Job
With the pictures omitted, write out the entries that follow exactly as they stand.

Items from a data source
• • •

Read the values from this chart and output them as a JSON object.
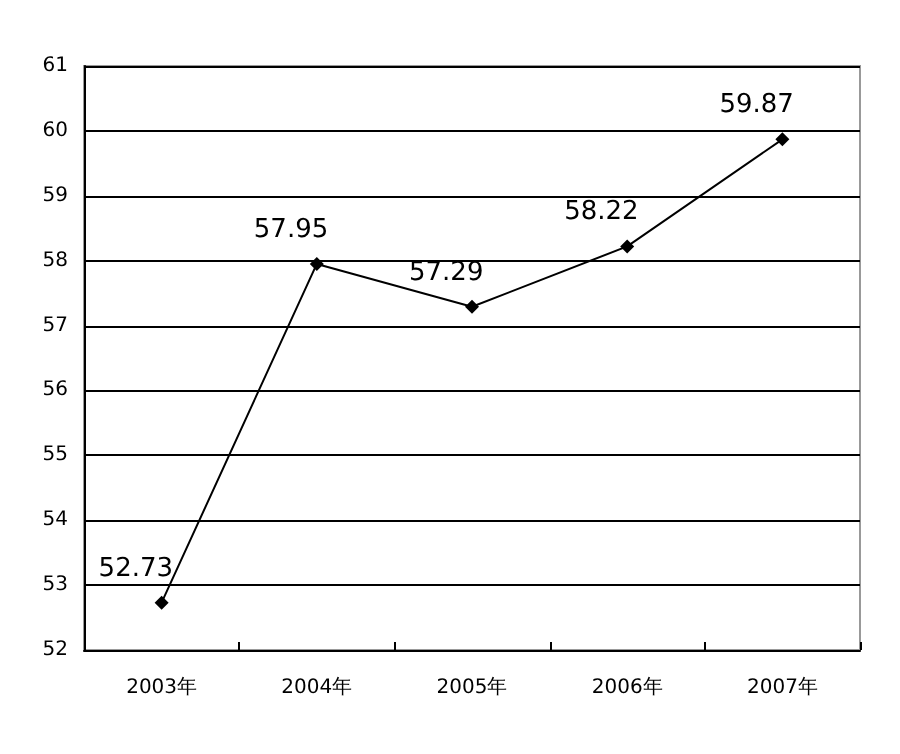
{
  "chart_data": {
    "type": "line",
    "categories": [
      "2003年",
      "2004年",
      "2005年",
      "2006年",
      "2007年"
    ],
    "series": [
      {
        "color": "#000000",
        "values": [
          52.73,
          57.95,
          57.29,
          58.22,
          59.87
        ]
      }
    ],
    "ylim": [
      52,
      61
    ],
    "yticks": [
      52,
      53,
      54,
      55,
      56,
      57,
      58,
      59,
      60,
      61
    ],
    "grid": "y",
    "marker": "diamond",
    "line_style": "solid",
    "data_labels": true
  }
}
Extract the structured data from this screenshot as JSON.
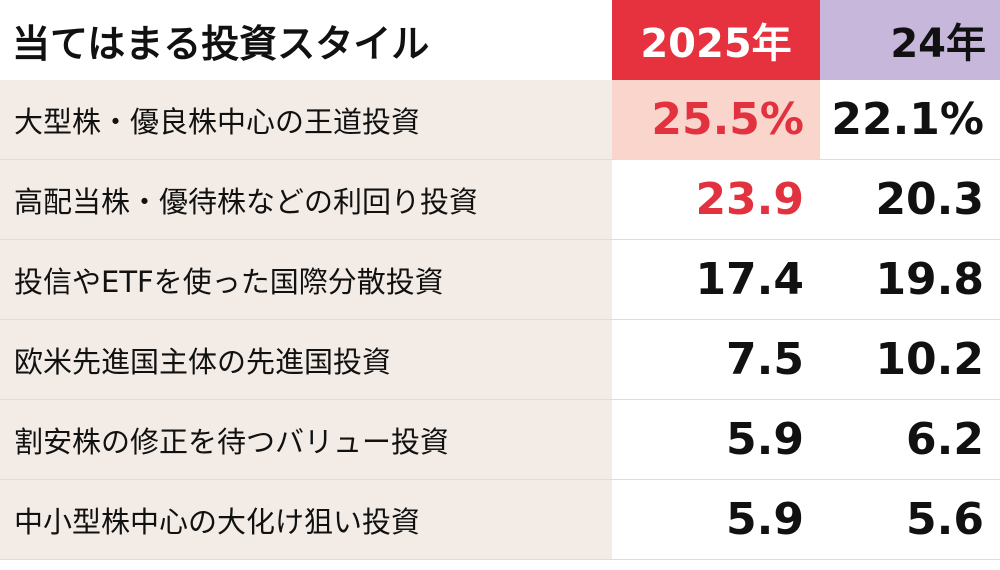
{
  "header": {
    "title": "当てはまる投資スタイル",
    "columns": [
      "2025年",
      "24年"
    ]
  },
  "table": {
    "rows": [
      [
        "大型株・優良株中心の王道投資",
        "25.5%",
        "22.1%"
      ],
      [
        "高配当株・優待株などの利回り投資",
        "23.9",
        "20.3"
      ],
      [
        "投信やETFを使った国際分散投資",
        "17.4",
        "19.8"
      ],
      [
        "欧米先進国主体の先進国投資",
        "7.5",
        "10.2"
      ],
      [
        "割安株の修正を待つバリュー投資",
        "5.9",
        "6.2"
      ],
      [
        "中小型株中心の大化け狙い投資",
        "5.9",
        "5.6"
      ]
    ]
  }
}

• • •

Written solution
Read the values from this chart and output them as a JSON object.
{
  "chart_data": {
    "type": "line",
    "categories": [
      "2003年",
      "2004年",
      "2005年",
      "2006年",
      "2007年"
    ],
    "series": [
      {
        "color": "#000000",
        "values": [
          52.73,
          57.95,
          57.29,
          58.22,
          59.87
        ]
      }
    ],
    "ylim": [
      52,
      61
    ],
    "yticks": [
      52,
      53,
      54,
      55,
      56,
      57,
      58,
      59,
      60,
      61
    ],
    "grid": "y",
    "marker": "diamond",
    "line_style": "solid",
    "data_labels": true
  }
}
Extract the structured data from this screenshot as JSON.
{
  "header": {
    "title": "当てはまる投資スタイル",
    "columns": [
      "2025年",
      "24年"
    ]
  },
  "table": {
    "rows": [
      [
        "大型株・優良株中心の王道投資",
        "25.5%",
        "22.1%"
      ],
      [
        "高配当株・優待株などの利回り投資",
        "23.9",
        "20.3"
      ],
      [
        "投信やETFを使った国際分散投資",
        "17.4",
        "19.8"
      ],
      [
        "欧米先進国主体の先進国投資",
        "7.5",
        "10.2"
      ],
      [
        "割安株の修正を待つバリュー投資",
        "5.9",
        "6.2"
      ],
      [
        "中小型株中心の大化け狙い投資",
        "5.9",
        "5.6"
      ]
    ]
  }
}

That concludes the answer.